(Data listing)
==============================
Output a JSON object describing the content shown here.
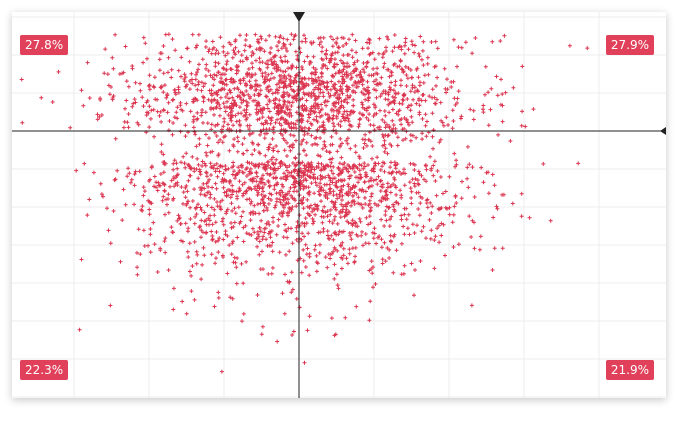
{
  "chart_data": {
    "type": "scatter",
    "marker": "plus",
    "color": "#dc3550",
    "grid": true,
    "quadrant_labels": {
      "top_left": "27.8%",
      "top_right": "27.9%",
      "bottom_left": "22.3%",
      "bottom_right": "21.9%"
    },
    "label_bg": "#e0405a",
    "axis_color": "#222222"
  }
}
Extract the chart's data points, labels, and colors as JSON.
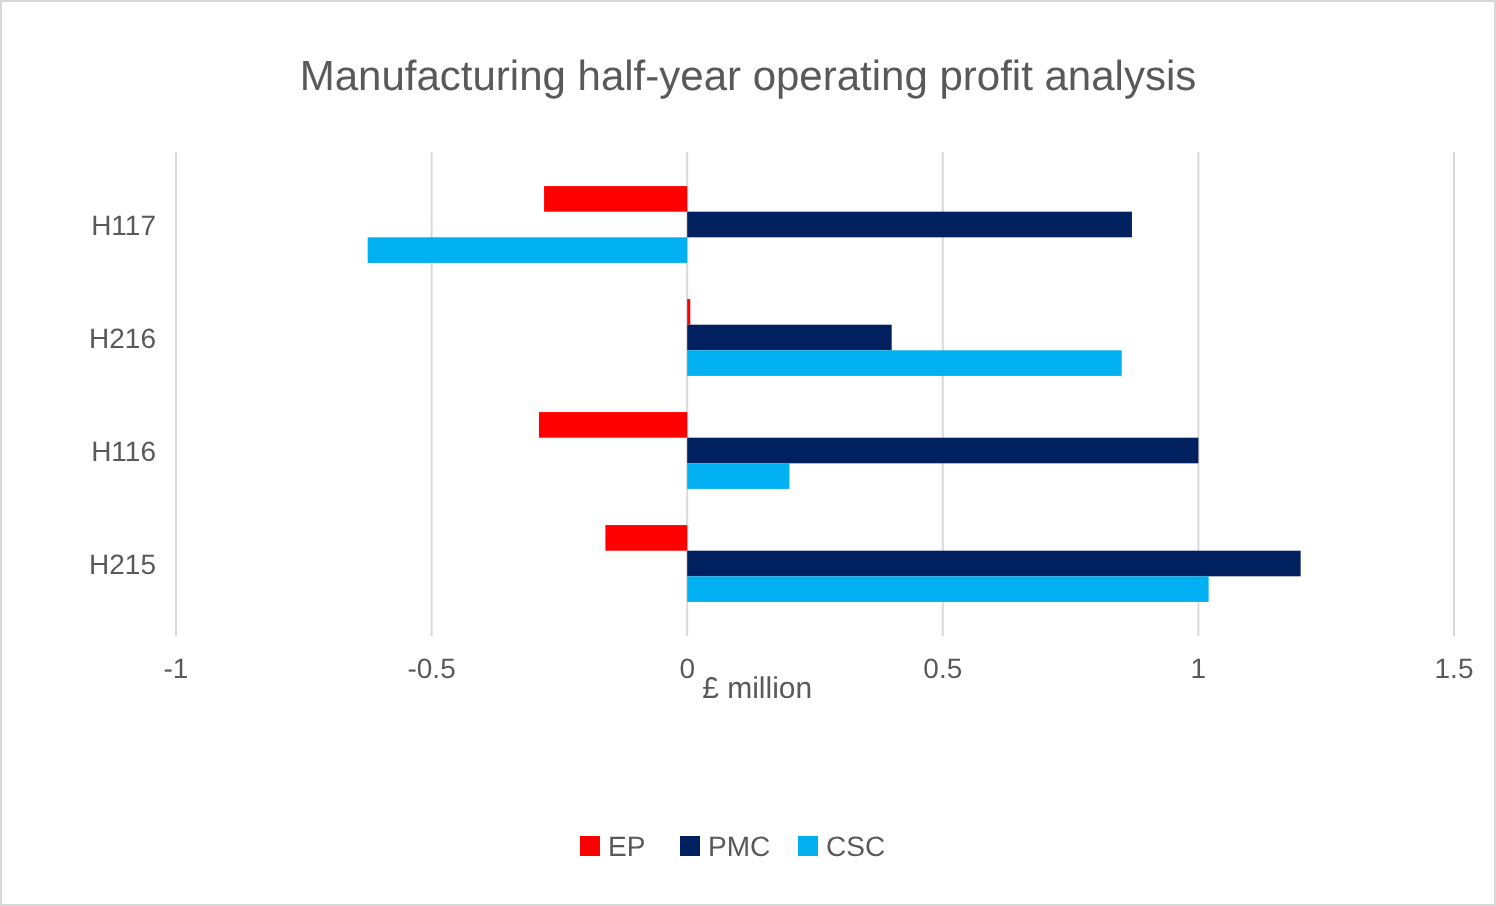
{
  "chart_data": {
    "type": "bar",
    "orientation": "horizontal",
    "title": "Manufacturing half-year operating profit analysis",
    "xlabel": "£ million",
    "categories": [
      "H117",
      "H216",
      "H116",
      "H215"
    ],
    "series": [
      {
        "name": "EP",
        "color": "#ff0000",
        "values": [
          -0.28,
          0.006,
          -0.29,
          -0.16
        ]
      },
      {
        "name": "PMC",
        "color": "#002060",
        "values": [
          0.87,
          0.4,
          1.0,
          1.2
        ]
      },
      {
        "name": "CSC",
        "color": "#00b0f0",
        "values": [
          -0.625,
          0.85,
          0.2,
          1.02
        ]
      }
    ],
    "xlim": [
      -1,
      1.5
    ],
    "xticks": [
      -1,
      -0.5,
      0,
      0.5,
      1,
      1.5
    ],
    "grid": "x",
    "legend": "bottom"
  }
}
==============================
- WORK REQUIRED
Reproduce the full listing above verbatim, with no pictures included.

- EXERCISE OUTPUT
Output a JSON object describing the content shown here.
{
  "chart_data": {
    "type": "scatter",
    "marker": "plus",
    "color": "#dc3550",
    "grid": true,
    "quadrant_labels": {
      "top_left": "27.8%",
      "top_right": "27.9%",
      "bottom_left": "22.3%",
      "bottom_right": "21.9%"
    },
    "label_bg": "#e0405a",
    "axis_color": "#222222"
  }
}
Extract the chart's data points, labels, and colors as JSON.
{
  "chart_data": {
    "type": "bar",
    "orientation": "horizontal",
    "title": "Manufacturing half-year operating profit analysis",
    "xlabel": "£ million",
    "categories": [
      "H117",
      "H216",
      "H116",
      "H215"
    ],
    "series": [
      {
        "name": "EP",
        "color": "#ff0000",
        "values": [
          -0.28,
          0.006,
          -0.29,
          -0.16
        ]
      },
      {
        "name": "PMC",
        "color": "#002060",
        "values": [
          0.87,
          0.4,
          1.0,
          1.2
        ]
      },
      {
        "name": "CSC",
        "color": "#00b0f0",
        "values": [
          -0.625,
          0.85,
          0.2,
          1.02
        ]
      }
    ],
    "xlim": [
      -1,
      1.5
    ],
    "xticks": [
      -1,
      -0.5,
      0,
      0.5,
      1,
      1.5
    ],
    "grid": "x",
    "legend": "bottom"
  }
}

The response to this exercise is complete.